- [The problem]
Extract all lines in the data that contain the word "action".

- [Records for processing]
--------------------------------

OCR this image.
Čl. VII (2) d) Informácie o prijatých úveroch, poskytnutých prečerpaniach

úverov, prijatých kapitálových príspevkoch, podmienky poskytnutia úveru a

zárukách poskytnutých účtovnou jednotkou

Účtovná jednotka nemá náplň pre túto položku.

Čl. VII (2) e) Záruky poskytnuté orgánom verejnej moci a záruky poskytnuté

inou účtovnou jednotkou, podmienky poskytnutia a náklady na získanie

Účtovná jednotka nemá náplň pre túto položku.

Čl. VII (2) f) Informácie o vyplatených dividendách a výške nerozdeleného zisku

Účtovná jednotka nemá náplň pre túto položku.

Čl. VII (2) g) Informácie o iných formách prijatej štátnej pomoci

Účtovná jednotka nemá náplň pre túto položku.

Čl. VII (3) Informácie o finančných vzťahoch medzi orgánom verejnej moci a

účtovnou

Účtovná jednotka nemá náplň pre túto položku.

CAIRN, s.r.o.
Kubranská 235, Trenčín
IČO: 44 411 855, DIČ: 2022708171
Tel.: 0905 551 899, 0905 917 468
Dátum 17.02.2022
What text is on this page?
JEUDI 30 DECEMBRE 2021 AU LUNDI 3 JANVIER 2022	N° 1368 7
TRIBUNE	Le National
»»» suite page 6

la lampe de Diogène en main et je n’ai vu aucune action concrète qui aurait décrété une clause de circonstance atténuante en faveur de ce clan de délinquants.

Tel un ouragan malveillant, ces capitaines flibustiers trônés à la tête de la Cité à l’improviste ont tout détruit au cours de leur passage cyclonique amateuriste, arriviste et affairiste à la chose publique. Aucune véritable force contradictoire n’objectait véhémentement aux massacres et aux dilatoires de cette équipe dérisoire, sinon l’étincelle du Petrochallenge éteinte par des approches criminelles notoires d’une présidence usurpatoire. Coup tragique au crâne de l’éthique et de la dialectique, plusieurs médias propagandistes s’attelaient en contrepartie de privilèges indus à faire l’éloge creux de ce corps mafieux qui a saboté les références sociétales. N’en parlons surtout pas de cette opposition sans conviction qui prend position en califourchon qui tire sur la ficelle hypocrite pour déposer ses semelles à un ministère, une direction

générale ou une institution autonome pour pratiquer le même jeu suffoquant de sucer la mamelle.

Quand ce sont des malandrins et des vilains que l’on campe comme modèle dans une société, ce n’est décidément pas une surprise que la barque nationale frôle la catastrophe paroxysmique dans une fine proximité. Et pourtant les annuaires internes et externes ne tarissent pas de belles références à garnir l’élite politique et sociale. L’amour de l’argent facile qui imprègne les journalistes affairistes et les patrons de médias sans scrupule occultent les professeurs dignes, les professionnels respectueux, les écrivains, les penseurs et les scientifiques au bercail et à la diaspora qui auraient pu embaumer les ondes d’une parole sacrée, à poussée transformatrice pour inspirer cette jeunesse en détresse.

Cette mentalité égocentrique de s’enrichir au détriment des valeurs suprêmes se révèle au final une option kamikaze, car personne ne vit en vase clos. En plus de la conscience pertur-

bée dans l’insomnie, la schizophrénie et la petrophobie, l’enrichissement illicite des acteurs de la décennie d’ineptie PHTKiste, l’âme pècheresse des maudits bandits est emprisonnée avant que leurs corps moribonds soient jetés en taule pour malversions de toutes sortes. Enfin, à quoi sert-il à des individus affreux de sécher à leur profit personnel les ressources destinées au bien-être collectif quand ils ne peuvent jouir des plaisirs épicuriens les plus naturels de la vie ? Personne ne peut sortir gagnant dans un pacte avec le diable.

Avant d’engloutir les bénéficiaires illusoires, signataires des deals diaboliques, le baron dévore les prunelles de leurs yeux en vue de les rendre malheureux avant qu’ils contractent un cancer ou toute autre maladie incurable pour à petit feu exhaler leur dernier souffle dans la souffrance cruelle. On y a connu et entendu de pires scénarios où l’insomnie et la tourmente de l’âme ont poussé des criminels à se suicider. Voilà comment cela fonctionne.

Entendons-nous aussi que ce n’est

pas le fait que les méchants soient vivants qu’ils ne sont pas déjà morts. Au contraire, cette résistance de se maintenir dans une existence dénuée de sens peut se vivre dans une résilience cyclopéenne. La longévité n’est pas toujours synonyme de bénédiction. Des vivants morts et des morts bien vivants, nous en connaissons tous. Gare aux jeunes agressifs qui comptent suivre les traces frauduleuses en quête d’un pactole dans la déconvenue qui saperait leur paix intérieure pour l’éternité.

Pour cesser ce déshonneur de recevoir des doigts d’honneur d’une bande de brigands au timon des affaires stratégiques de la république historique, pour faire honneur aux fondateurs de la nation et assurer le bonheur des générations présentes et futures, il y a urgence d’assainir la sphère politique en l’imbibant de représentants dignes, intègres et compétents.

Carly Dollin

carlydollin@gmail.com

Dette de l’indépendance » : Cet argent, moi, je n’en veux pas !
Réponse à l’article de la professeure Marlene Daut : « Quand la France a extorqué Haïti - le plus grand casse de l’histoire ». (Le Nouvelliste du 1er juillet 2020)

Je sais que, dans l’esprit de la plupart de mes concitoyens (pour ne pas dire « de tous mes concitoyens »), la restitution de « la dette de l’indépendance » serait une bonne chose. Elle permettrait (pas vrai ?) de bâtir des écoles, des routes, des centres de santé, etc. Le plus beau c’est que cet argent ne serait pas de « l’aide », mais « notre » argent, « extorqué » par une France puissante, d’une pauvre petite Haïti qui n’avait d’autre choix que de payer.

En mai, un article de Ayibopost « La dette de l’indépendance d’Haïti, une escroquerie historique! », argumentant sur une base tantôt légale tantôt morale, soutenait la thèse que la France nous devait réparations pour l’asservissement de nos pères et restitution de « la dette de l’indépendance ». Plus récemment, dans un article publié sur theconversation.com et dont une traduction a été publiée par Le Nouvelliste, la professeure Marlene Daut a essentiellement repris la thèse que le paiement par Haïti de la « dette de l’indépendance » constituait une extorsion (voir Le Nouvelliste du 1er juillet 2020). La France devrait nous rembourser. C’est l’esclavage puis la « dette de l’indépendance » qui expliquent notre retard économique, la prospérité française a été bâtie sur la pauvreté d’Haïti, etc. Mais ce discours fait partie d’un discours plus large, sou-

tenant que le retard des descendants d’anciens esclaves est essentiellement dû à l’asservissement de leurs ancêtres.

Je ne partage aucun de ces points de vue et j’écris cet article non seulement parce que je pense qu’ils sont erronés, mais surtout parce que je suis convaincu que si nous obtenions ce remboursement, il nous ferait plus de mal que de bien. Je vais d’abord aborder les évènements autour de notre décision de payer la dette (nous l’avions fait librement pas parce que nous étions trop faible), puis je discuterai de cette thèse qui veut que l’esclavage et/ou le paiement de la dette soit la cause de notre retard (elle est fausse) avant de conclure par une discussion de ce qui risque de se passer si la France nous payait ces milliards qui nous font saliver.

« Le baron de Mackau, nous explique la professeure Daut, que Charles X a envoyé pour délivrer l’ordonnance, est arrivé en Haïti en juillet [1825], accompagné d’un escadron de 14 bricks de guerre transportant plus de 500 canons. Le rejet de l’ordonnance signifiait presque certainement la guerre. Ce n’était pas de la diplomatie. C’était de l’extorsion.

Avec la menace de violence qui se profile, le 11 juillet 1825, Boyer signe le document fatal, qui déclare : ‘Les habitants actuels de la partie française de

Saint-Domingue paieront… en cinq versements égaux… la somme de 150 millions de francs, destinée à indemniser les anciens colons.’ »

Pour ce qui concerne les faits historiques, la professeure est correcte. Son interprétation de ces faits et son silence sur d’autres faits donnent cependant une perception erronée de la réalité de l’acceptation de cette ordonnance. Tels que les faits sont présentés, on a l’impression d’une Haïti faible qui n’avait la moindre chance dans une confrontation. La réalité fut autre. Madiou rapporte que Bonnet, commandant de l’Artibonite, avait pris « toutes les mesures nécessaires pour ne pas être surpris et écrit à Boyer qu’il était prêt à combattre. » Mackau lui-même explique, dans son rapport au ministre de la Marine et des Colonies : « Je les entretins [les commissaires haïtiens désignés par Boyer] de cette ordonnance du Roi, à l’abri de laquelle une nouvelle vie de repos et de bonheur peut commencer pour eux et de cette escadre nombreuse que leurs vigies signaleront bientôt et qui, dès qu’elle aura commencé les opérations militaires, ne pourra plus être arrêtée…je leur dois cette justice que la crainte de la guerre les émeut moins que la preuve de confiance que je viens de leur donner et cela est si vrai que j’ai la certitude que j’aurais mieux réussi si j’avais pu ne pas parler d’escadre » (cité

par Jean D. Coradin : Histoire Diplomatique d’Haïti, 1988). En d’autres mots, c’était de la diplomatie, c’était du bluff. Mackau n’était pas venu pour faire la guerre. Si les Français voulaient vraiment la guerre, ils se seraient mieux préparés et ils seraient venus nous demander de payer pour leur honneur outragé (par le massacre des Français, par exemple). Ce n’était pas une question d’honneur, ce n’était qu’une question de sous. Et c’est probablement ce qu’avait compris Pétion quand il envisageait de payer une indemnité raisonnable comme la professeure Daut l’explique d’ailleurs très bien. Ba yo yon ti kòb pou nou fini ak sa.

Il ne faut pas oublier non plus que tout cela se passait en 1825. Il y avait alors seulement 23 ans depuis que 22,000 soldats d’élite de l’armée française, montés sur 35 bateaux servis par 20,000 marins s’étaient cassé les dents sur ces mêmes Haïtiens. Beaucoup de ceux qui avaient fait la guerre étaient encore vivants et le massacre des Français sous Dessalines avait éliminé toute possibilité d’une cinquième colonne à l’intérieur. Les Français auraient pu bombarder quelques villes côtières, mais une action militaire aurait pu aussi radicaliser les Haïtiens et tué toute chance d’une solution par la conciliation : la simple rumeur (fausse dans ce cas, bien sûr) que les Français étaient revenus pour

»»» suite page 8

--------------------------------

- [Worked solution]
la lampe de Diogène en main et je n’ai vu aucune action concrète qui aurait décrété une clause de circonstance atténuante en faveur de ce clan de délinquants.
Il ne faut pas oublier non plus que tout cela se passait en 1825. Il y avait alors seulement 23 ans depuis que 22,000 soldats d’élite de l’armée française, montés sur 35 bateaux servis par 20,000 marins s’étaient cassé les dents sur ces mêmes Haïtiens. Beaucoup de ceux qui avaient fait la guerre étaient encore vivants et le massacre des Français sous Dessalines avait éliminé toute possibilité d’une cinquième colonne à l’intérieur. Les Français auraient pu bombarder quelques villes côtières, mais une action militaire aurait pu aussi radicaliser les Haïtiens et tué toute chance d’une solution par la conciliation : la simple rumeur (fausse dans ce cas, bien sûr) que les Français étaient revenus pour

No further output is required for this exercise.